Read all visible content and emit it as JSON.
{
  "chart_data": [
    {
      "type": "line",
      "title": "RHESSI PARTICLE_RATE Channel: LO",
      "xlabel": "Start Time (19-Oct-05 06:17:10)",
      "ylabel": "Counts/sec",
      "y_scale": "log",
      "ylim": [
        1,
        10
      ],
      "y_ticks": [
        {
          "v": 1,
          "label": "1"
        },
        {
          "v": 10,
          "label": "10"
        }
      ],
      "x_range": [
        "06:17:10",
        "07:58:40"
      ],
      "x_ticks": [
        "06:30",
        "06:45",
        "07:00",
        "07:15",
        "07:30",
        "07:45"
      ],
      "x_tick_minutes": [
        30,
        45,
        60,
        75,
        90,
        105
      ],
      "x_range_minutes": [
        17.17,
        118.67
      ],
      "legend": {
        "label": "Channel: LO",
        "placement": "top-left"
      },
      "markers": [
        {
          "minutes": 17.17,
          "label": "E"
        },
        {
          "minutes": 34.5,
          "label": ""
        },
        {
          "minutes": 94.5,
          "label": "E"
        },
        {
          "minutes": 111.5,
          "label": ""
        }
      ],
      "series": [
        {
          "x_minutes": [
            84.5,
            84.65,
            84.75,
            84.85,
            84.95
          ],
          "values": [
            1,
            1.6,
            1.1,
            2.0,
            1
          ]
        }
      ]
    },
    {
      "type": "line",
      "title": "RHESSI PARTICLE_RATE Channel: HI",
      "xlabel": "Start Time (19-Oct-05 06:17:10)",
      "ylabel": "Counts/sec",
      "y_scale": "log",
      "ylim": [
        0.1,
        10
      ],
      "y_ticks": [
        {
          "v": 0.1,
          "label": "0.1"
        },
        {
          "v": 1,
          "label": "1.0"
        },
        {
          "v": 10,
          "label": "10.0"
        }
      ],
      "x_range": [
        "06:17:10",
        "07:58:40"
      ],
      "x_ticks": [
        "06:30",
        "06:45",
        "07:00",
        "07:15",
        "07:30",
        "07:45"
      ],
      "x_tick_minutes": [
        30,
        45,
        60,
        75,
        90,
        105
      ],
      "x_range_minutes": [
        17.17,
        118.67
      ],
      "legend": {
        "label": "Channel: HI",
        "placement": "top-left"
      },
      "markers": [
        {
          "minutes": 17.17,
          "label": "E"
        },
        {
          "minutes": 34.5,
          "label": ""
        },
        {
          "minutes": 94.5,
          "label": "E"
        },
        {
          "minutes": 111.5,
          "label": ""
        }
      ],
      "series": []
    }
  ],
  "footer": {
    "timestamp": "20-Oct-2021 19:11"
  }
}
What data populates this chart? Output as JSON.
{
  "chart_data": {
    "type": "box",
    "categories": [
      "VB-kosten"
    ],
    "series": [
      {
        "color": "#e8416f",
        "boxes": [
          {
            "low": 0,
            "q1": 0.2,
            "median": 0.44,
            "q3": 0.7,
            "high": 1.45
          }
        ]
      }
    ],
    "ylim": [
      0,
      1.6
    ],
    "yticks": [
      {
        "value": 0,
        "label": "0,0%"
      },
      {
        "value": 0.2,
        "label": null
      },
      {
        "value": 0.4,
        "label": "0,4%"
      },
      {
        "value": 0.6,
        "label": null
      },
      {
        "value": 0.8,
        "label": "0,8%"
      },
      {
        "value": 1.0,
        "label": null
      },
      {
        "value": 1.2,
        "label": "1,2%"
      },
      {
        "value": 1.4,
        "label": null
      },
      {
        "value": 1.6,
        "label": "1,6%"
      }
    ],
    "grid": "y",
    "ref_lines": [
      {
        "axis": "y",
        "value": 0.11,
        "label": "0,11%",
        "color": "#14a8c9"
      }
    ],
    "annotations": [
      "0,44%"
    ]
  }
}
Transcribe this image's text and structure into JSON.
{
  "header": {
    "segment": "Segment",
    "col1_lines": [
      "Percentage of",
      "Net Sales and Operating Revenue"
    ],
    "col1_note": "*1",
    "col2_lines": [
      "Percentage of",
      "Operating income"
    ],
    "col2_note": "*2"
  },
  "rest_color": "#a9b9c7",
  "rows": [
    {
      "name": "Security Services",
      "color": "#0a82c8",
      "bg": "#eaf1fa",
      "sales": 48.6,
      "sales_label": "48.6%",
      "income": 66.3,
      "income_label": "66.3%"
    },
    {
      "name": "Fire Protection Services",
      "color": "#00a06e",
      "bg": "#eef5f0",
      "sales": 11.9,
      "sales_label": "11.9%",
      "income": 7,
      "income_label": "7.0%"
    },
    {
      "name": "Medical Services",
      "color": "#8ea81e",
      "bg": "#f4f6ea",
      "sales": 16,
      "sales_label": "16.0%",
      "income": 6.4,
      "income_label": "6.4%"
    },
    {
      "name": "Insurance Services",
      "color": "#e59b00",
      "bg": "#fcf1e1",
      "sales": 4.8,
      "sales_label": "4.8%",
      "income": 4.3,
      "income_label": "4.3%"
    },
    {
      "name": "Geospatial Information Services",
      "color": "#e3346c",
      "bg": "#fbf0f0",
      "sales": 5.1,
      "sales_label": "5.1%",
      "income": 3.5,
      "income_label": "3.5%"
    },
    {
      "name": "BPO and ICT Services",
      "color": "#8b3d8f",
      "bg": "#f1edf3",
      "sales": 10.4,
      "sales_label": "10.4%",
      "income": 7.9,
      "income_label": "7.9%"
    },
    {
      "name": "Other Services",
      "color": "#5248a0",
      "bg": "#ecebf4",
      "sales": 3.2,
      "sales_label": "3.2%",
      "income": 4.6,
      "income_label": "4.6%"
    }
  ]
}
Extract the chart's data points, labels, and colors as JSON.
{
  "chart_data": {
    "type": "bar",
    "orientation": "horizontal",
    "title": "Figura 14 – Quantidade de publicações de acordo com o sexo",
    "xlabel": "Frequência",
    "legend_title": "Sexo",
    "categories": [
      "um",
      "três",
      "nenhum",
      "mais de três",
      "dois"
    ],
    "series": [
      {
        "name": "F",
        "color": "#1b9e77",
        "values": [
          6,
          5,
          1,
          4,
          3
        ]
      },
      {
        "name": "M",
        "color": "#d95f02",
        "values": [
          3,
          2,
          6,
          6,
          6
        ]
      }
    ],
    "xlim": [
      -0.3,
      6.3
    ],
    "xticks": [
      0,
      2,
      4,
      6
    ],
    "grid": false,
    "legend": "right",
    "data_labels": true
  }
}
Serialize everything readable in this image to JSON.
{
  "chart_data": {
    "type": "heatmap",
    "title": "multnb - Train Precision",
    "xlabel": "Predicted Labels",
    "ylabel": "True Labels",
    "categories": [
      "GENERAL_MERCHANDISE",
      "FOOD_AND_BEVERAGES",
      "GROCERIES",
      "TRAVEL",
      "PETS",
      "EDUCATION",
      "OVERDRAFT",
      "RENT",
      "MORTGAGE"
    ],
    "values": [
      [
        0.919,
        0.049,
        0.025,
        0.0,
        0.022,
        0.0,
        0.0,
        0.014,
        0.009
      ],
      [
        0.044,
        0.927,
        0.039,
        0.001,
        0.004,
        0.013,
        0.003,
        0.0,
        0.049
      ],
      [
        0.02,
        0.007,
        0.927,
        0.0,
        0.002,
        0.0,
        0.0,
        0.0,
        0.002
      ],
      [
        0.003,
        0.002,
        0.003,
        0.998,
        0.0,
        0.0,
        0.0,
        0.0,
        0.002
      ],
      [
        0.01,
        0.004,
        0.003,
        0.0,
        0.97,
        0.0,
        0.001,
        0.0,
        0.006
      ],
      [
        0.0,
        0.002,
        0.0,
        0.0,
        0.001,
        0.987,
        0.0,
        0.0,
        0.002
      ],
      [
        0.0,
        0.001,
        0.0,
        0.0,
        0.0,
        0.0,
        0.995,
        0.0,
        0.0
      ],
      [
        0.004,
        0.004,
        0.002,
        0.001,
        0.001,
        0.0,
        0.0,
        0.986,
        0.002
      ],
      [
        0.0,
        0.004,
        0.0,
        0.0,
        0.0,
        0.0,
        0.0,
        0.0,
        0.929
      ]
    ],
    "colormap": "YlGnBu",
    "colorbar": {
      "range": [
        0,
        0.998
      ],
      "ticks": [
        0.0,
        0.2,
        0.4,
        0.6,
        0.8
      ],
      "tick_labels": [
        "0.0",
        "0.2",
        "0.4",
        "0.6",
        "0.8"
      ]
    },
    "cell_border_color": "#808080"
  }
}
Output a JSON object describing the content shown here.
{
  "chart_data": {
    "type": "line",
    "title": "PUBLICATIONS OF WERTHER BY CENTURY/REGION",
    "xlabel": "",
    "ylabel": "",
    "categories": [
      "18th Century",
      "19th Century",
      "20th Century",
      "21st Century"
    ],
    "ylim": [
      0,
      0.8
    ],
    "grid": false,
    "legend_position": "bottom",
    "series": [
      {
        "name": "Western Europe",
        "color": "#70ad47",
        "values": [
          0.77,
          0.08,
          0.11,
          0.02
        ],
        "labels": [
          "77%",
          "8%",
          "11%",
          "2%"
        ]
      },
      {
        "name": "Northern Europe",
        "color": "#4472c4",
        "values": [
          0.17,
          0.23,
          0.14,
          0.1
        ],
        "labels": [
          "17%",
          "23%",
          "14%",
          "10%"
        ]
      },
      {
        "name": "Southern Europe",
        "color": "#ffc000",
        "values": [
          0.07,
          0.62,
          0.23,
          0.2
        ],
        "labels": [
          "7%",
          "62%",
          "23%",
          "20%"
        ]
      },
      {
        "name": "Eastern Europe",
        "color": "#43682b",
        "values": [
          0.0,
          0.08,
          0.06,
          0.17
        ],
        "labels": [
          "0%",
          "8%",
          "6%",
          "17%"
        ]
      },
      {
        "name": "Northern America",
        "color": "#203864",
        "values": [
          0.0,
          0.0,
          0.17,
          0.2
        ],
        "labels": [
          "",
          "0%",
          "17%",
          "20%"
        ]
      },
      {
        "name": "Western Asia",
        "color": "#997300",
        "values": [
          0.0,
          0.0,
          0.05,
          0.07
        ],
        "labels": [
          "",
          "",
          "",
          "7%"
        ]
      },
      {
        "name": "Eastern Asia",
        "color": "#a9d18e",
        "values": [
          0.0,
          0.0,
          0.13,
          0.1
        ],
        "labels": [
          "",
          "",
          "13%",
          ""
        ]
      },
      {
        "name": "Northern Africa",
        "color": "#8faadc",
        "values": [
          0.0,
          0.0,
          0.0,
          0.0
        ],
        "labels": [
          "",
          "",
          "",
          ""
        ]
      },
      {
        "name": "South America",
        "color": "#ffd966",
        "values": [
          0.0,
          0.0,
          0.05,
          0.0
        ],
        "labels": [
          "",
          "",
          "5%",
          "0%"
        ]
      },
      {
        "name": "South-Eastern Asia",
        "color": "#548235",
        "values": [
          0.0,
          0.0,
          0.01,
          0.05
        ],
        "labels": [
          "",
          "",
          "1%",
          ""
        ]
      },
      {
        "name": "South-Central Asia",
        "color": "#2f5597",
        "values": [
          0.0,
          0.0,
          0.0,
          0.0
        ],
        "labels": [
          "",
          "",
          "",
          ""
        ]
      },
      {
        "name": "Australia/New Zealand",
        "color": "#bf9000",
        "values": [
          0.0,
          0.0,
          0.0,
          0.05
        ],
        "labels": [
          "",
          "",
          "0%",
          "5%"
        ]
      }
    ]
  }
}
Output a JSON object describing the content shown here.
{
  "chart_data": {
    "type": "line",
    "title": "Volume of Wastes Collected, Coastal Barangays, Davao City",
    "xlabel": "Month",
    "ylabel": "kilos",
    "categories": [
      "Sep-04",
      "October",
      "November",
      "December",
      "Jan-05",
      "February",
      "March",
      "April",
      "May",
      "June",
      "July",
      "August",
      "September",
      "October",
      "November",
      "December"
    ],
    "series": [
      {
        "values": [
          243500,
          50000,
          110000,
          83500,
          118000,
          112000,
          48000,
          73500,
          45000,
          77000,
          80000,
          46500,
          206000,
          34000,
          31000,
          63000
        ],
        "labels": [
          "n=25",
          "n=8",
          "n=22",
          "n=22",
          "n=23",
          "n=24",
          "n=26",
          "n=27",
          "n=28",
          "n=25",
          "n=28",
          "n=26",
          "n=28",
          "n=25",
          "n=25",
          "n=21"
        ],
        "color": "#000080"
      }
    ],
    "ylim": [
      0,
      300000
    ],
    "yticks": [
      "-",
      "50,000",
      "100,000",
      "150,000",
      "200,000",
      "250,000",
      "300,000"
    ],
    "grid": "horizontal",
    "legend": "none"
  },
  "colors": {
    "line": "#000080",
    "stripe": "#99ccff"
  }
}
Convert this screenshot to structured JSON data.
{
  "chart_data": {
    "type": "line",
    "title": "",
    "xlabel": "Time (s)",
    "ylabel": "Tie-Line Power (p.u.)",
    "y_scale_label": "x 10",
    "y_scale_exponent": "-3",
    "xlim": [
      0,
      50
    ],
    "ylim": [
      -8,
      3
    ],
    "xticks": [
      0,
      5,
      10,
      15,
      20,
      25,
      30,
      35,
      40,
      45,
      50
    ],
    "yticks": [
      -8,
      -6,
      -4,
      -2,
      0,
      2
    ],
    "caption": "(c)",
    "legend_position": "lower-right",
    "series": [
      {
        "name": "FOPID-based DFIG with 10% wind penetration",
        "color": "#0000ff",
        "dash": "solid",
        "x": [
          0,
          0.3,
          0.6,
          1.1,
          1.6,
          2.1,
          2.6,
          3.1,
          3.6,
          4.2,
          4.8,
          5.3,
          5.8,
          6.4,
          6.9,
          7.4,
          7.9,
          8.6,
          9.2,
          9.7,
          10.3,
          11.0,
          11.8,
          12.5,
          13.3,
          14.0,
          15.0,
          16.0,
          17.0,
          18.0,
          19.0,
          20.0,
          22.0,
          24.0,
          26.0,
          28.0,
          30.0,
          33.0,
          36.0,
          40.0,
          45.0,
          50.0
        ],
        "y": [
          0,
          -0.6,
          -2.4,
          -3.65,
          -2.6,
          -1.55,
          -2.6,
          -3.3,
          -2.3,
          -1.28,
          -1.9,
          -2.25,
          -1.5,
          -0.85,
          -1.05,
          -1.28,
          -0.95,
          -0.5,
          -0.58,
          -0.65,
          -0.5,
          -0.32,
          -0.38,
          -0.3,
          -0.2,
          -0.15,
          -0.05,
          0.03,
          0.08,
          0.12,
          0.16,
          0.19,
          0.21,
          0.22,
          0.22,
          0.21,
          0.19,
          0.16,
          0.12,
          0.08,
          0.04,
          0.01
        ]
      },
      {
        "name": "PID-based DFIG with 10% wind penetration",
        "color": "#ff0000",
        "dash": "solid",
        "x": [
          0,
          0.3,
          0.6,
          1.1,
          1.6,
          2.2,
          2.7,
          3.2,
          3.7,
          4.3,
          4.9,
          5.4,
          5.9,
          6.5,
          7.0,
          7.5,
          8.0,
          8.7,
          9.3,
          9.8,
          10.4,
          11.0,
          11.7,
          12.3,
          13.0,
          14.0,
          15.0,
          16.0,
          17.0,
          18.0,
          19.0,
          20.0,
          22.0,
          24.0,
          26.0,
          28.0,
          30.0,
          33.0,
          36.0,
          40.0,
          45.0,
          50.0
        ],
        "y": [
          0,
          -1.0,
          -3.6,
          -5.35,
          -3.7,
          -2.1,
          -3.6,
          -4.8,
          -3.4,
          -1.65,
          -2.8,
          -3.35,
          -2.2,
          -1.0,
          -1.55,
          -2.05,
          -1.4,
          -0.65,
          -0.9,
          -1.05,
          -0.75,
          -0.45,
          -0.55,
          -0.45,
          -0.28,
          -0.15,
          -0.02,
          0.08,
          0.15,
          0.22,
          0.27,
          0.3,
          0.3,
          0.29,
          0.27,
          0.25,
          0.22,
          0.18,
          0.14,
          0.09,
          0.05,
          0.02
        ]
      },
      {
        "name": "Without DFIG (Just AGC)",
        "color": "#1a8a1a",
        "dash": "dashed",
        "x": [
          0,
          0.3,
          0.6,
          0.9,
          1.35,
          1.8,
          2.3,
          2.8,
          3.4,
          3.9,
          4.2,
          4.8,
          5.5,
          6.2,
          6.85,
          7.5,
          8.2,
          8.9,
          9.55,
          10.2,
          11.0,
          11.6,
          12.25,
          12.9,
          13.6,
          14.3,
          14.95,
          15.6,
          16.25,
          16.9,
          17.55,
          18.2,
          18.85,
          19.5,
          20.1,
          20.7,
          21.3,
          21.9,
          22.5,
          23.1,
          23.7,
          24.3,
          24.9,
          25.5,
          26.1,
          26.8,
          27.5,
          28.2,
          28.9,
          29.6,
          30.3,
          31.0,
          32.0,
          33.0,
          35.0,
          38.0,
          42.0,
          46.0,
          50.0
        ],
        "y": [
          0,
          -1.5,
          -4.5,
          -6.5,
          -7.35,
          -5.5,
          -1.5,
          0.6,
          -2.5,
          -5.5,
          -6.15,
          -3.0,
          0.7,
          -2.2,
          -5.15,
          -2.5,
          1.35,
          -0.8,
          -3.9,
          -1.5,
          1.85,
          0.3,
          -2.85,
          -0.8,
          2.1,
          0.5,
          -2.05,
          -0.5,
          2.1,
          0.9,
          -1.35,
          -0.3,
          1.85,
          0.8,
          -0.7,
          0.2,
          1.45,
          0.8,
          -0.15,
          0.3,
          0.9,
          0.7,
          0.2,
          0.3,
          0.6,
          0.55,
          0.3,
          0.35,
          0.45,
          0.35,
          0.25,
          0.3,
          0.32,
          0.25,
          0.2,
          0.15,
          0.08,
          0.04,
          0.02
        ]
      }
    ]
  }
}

----

*REQUIRED WORK*: Gather all lines from the records above in which "DFIG" appears.

*RESULT OF THIS TASK*:
        "name": "FOPID-based DFIG with 10% wind penetration",
        "name": "PID-based DFIG with 10% wind penetration",
        "name": "Without DFIG (Just AGC)",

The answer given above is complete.